• The request:
Pick every line from the data that holds the word "index".

Data listing

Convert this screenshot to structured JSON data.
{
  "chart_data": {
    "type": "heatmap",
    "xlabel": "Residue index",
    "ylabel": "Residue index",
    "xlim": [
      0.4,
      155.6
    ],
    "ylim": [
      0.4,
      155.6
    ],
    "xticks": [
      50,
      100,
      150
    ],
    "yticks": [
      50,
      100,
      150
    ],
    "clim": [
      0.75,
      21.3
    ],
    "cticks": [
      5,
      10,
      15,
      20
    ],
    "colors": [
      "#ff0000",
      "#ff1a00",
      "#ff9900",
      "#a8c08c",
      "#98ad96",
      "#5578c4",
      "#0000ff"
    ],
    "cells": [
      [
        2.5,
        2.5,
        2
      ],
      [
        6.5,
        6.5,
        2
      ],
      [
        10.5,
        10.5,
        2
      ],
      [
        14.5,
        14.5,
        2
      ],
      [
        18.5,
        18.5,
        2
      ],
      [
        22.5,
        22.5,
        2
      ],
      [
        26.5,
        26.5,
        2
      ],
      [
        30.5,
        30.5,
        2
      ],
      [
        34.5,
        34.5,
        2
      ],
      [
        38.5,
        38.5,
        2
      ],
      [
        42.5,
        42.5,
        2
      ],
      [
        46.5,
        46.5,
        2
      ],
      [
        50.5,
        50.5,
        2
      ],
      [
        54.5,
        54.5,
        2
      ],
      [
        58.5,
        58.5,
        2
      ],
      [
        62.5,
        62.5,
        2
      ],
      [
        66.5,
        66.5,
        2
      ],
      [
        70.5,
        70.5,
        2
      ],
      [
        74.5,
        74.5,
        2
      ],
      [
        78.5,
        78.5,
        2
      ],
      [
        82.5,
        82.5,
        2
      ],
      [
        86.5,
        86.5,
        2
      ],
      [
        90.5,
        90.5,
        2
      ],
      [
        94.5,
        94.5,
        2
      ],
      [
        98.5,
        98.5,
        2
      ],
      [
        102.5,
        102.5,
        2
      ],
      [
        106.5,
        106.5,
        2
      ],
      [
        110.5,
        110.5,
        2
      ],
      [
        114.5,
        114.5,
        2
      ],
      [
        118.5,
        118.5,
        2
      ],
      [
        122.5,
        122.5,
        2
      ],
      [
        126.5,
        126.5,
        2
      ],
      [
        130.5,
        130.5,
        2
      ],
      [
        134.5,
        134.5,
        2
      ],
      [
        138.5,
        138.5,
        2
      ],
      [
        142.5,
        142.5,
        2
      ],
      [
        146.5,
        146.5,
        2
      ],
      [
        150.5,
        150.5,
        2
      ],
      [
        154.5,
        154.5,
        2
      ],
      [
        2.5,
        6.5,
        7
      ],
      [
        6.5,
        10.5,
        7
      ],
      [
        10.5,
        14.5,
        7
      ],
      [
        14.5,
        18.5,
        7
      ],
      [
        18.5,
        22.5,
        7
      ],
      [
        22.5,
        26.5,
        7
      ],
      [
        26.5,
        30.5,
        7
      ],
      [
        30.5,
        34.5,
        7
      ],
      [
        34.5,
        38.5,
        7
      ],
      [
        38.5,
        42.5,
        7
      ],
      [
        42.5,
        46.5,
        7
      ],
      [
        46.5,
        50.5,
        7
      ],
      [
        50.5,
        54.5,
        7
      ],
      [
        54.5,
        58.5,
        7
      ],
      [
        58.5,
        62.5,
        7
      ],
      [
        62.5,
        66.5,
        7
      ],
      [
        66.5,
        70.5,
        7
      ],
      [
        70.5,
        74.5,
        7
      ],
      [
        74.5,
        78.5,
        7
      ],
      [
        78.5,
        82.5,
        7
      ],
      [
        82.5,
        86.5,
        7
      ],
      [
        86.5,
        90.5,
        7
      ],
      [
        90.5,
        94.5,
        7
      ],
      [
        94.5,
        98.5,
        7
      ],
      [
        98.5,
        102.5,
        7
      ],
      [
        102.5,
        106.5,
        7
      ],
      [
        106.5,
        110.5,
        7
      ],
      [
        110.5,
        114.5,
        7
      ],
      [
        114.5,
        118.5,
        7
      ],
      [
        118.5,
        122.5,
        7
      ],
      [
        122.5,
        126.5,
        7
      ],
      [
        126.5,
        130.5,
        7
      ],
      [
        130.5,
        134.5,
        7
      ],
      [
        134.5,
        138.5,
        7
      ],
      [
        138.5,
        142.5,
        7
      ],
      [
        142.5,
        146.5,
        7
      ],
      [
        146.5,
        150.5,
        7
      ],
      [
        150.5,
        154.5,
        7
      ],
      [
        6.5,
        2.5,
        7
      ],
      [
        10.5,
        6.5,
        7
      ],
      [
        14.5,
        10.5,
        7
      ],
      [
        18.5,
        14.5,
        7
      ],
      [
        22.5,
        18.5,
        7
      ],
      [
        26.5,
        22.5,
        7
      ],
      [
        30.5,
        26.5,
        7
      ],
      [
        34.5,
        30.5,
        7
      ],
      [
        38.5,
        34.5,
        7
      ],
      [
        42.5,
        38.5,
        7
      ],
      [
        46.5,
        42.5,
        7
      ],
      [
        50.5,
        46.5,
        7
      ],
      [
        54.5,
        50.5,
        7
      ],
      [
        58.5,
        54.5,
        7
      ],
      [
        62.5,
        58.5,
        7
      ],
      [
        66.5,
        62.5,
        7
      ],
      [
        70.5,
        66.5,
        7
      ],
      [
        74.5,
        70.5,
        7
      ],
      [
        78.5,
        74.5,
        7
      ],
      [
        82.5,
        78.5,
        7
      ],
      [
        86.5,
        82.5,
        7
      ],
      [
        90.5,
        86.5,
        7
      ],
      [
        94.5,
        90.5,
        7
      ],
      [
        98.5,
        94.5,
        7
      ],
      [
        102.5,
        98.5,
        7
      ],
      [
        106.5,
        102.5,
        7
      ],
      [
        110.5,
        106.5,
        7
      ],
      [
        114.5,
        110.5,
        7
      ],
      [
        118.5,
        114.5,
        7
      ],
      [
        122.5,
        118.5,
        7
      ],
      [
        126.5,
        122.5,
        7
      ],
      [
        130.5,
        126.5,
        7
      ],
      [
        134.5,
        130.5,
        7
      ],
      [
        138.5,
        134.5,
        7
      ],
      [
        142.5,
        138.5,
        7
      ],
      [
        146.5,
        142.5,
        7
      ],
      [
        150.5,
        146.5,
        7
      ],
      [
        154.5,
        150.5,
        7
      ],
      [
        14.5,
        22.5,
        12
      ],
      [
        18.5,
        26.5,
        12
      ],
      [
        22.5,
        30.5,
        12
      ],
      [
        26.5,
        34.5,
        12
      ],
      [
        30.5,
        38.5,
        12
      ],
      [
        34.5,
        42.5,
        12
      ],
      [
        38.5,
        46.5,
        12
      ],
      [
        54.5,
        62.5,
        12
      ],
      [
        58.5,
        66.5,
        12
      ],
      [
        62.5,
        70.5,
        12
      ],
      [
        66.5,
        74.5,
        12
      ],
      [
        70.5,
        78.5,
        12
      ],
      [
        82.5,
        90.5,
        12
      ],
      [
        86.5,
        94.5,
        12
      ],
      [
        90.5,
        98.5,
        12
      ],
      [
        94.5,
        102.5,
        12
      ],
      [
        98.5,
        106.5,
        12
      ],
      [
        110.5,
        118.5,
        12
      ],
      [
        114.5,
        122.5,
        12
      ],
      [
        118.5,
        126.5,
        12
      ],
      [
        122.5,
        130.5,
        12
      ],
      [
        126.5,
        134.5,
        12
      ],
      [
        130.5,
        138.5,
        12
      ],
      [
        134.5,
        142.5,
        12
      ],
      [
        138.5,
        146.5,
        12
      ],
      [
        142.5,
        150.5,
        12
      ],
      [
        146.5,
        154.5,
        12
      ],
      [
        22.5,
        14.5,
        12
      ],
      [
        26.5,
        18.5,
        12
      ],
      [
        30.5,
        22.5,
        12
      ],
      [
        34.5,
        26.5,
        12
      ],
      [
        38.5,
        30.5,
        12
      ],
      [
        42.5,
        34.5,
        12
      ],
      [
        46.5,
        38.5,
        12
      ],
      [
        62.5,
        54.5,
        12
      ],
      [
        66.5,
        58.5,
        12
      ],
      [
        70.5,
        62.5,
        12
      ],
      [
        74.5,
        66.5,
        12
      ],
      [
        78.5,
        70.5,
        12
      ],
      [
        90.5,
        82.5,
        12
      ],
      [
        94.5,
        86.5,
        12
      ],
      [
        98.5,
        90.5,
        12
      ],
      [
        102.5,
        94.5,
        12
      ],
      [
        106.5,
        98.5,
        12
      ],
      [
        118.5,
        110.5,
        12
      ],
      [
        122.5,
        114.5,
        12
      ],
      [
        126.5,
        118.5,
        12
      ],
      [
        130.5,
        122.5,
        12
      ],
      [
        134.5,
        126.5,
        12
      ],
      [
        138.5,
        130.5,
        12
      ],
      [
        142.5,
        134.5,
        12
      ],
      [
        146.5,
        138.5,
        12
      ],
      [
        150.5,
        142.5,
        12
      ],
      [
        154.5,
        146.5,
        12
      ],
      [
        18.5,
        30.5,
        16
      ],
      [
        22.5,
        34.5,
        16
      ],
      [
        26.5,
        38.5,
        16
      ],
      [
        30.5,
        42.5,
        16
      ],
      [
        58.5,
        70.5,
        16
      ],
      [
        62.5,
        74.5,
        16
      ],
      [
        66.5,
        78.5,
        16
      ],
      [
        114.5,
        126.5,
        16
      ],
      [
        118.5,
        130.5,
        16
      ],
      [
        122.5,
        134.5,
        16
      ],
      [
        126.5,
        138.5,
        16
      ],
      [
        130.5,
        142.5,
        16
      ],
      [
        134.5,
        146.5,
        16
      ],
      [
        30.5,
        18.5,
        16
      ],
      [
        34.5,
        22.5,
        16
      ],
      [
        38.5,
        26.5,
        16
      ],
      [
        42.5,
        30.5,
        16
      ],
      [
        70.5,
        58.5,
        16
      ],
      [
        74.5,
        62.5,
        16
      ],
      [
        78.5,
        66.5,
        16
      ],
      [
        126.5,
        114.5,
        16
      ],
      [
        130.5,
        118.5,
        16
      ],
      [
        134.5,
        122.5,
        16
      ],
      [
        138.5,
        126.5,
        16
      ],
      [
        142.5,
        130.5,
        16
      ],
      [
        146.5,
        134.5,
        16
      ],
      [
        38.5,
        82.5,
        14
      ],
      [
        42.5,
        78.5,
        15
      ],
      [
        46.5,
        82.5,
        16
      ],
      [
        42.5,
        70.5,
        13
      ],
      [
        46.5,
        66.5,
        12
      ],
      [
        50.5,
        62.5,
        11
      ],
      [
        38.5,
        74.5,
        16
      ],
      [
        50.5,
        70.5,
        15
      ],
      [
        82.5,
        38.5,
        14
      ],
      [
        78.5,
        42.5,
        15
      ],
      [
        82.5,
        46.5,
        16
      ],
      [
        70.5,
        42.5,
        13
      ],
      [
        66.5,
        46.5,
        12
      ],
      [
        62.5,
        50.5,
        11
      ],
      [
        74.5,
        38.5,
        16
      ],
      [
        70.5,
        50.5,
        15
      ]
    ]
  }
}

• Response:
    "xlabel": "Residue index",
    "ylabel": "Residue index",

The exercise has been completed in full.